====== Material supplied

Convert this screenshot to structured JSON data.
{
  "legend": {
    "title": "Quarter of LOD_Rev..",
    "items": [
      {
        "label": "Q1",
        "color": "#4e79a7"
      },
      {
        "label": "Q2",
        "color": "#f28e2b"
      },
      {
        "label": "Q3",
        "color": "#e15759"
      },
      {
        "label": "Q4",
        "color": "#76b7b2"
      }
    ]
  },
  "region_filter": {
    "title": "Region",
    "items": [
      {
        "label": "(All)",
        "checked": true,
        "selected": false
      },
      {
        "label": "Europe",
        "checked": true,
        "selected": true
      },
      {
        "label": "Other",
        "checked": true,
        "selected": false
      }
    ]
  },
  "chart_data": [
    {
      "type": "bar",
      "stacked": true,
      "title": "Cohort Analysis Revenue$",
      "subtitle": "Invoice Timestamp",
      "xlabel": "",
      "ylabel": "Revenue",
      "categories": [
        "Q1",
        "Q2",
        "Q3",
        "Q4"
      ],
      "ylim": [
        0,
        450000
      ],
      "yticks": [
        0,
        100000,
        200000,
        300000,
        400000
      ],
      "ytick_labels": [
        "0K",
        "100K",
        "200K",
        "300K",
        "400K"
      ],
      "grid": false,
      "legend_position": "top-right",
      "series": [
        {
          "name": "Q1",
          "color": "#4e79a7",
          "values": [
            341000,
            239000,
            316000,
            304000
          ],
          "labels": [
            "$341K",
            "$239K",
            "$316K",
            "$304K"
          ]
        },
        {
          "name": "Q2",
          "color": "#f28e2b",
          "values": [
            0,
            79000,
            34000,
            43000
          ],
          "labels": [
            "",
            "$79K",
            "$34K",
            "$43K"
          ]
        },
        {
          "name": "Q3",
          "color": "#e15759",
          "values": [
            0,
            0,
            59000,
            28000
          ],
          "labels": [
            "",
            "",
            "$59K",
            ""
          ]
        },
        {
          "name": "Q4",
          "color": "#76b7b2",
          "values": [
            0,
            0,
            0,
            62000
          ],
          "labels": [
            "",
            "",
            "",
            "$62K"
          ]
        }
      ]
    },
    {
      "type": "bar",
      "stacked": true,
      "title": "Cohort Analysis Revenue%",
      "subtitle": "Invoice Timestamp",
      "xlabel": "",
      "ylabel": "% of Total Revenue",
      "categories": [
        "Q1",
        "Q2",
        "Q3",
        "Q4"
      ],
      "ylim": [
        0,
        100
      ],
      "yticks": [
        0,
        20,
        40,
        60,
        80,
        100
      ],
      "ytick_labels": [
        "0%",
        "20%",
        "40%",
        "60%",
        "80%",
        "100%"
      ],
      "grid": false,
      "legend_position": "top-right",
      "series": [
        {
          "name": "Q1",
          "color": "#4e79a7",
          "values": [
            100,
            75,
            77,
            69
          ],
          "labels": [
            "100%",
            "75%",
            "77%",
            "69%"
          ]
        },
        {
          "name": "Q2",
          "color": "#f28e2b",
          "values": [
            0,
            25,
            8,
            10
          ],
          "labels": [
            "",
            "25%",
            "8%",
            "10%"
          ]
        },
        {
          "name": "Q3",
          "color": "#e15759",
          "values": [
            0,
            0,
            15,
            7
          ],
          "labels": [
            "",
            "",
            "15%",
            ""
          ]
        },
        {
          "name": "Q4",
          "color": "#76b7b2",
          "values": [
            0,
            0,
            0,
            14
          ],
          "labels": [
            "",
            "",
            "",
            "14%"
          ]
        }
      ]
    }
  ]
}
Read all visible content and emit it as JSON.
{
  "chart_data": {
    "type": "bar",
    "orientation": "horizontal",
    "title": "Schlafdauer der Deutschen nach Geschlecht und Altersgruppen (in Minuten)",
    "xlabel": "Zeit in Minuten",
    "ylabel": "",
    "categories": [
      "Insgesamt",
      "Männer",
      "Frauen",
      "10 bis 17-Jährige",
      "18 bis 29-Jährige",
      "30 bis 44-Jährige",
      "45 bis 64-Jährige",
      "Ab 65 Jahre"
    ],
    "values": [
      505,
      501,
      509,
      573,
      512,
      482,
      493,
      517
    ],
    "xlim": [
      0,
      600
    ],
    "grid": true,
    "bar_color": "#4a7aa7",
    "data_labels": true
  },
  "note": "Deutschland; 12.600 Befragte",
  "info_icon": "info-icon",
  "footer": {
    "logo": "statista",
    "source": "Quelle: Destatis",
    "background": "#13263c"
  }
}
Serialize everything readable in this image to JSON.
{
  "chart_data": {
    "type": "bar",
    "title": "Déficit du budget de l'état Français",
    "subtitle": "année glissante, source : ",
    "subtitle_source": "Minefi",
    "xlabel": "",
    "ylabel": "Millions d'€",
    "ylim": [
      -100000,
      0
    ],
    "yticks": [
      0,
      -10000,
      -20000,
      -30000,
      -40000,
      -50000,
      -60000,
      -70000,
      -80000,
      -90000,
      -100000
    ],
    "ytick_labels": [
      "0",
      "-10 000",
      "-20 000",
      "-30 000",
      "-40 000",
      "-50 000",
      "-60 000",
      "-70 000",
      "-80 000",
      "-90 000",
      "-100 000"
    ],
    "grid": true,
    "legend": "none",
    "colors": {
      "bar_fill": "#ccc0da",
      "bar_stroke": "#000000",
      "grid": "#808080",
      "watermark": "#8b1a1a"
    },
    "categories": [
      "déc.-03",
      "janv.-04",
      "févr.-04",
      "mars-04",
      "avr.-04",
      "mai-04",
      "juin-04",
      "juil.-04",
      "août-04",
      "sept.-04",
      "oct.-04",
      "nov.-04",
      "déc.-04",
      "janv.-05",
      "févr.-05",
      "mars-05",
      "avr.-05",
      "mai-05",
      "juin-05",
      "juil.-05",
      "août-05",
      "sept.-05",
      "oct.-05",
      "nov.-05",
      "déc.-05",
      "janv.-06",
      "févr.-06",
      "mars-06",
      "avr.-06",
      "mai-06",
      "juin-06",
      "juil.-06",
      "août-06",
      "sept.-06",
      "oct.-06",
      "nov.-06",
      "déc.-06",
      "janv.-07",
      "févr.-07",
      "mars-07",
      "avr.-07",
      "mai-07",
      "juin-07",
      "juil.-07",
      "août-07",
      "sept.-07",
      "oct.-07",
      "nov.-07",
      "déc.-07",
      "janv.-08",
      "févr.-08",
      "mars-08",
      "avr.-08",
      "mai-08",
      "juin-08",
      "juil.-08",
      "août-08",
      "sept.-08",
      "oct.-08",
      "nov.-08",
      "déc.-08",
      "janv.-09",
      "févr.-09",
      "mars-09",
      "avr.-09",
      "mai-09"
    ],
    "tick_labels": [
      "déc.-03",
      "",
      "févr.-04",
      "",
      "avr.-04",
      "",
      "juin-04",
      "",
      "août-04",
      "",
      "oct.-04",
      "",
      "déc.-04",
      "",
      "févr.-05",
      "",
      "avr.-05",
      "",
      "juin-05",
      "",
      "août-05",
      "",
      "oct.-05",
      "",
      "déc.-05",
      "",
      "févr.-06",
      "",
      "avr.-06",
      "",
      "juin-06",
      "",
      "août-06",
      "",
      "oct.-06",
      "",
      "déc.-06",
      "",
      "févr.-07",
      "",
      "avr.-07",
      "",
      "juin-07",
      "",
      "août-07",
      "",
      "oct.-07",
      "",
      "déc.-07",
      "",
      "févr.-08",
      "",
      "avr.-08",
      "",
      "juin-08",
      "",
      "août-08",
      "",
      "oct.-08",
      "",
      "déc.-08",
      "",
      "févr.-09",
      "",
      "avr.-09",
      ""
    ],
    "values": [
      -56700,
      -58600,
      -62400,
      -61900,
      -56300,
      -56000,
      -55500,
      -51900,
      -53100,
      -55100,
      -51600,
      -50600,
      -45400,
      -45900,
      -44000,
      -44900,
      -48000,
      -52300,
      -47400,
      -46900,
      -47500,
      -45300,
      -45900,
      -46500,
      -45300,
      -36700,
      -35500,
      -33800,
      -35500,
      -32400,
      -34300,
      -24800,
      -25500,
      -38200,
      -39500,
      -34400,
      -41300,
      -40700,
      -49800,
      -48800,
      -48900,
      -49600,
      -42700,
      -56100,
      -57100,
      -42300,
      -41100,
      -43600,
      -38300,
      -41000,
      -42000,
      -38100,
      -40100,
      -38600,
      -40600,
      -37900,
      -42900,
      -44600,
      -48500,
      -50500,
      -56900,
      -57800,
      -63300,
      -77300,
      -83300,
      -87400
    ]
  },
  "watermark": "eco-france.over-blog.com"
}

============

■ **Exercise details**: Every line of the listing that holds "Analysis" should be found and copied.

■ **Finished answer**:
      "title": "Cohort Analysis Revenue$",
      "title": "Cohort Analysis Revenue%",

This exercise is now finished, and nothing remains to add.